Your task
Every entry that follows needs to be repeated exactly.

________________

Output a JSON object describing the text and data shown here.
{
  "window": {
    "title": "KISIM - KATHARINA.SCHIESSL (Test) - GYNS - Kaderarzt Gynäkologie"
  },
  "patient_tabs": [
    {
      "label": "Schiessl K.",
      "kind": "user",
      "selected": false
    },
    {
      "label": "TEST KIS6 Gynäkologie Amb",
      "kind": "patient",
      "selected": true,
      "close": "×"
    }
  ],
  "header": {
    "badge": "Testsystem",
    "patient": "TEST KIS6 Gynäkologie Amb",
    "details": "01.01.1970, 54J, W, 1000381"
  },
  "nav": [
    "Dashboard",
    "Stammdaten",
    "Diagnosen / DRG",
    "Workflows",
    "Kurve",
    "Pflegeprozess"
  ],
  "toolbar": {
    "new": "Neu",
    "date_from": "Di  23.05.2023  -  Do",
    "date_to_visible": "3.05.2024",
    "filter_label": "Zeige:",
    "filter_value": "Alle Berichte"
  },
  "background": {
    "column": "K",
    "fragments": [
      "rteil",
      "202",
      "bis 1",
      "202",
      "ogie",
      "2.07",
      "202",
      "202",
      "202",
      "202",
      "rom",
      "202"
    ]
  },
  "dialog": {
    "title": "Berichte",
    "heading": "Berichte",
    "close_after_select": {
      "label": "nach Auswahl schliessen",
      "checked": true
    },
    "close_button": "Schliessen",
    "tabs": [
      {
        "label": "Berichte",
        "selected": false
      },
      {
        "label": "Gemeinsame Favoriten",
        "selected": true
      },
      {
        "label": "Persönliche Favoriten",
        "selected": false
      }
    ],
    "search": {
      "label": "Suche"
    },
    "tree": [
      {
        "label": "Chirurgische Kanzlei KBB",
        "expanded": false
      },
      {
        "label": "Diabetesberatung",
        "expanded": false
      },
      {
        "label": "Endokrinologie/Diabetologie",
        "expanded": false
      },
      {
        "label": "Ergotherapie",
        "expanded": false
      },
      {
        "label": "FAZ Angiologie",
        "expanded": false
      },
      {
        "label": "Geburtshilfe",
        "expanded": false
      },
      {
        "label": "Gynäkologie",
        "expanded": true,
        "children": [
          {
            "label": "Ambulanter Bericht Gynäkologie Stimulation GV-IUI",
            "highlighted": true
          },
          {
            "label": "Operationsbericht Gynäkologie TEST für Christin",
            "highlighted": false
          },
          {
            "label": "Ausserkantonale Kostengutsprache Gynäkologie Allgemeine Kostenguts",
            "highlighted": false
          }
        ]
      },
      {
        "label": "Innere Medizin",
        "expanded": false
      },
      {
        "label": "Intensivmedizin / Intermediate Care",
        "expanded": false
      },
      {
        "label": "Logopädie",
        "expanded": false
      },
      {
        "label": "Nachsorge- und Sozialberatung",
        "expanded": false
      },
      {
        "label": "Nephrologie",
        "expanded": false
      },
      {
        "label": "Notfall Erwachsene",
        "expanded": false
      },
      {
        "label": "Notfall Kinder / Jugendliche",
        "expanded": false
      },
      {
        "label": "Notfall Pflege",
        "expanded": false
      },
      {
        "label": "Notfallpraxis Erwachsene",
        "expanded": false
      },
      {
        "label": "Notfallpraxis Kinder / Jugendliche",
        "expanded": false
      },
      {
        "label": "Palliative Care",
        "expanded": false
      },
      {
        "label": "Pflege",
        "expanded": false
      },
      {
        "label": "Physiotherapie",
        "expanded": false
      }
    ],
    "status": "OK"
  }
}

________________

Task output
Output a JSON object describing the text and data shown here.
{
  "window": {
    "title": "KISIM - KATHARINA.SCHIESSL (Test) - GYNS - Kaderarzt Gynäkologie"
  },
  "patient_tabs": [
    {
      "label": "Schiessl K.",
      "kind": "user",
      "selected": false
    },
    {
      "label": "TEST KIS6 Gynäkologie Amb",
      "kind": "patient",
      "selected": true,
      "close": "×"
    }
  ],
  "header": {
    "badge": "Testsystem",
    "patient": "TEST KIS6 Gynäkologie Amb",
    "details": "01.01.1970, 54J, W, 1000381"
  },
  "nav": [
    "Dashboard",
    "Stammdaten",
    "Diagnosen / DRG",
    "Workflows",
    "Kurve",
    "Pflegeprozess"
  ],
  "toolbar": {
    "new": "Neu",
    "date_from": "Di  23.05.2023  -  Do",
    "date_to_visible": "3.05.2024",
    "filter_label": "Zeige:",
    "filter_value": "Alle Berichte"
  },
  "background": {
    "column": "K",
    "fragments": [
      "rteil",
      "202",
      "bis 1",
      "202",
      "ogie",
      "2.07",
      "202",
      "202",
      "202",
      "202",
      "rom",
      "202"
    ]
  },
  "dialog": {
    "title": "Berichte",
    "heading": "Berichte",
    "close_after_select": {
      "label": "nach Auswahl schliessen",
      "checked": true
    },
    "close_button": "Schliessen",
    "tabs": [
      {
        "label": "Berichte",
        "selected": false
      },
      {
        "label": "Gemeinsame Favoriten",
        "selected": true
      },
      {
        "label": "Persönliche Favoriten",
        "selected": false
      }
    ],
    "search": {
      "label": "Suche"
    },
    "tree": [
      {
        "label": "Chirurgische Kanzlei KBB",
        "expanded": false
      },
      {
        "label": "Diabetesberatung",
        "expanded": false
      },
      {
        "label": "Endokrinologie/Diabetologie",
        "expanded": false
      },
      {
        "label": "Ergotherapie",
        "expanded": false
      },
      {
        "label": "FAZ Angiologie",
        "expanded": false
      },
      {
        "label": "Geburtshilfe",
        "expanded": false
      },
      {
        "label": "Gynäkologie",
        "expanded": true,
        "children": [
          {
            "label": "Ambulanter Bericht Gynäkologie Stimulation GV-IUI",
            "highlighted": true
          },
          {
            "label": "Operationsbericht Gynäkologie TEST für Christin",
            "highlighted": false
          },
          {
            "label": "Ausserkantonale Kostengutsprache Gynäkologie Allgemeine Kostenguts",
            "highlighted": false
          }
        ]
      },
      {
        "label": "Innere Medizin",
        "expanded": false
      },
      {
        "label": "Intensivmedizin / Intermediate Care",
        "expanded": false
      },
      {
        "label": "Logopädie",
        "expanded": false
      },
      {
        "label": "Nachsorge- und Sozialberatung",
        "expanded": false
      },
      {
        "label": "Nephrologie",
        "expanded": false
      },
      {
        "label": "Notfall Erwachsene",
        "expanded": false
      },
      {
        "label": "Notfall Kinder / Jugendliche",
        "expanded": false
      },
      {
        "label": "Notfall Pflege",
        "expanded": false
      },
      {
        "label": "Notfallpraxis Erwachsene",
        "expanded": false
      },
      {
        "label": "Notfallpraxis Kinder / Jugendliche",
        "expanded": false
      },
      {
        "label": "Palliative Care",
        "expanded": false
      },
      {
        "label": "Pflege",
        "expanded": false
      },
      {
        "label": "Physiotherapie",
        "expanded": false
      }
    ],
    "status": "OK"
  }
}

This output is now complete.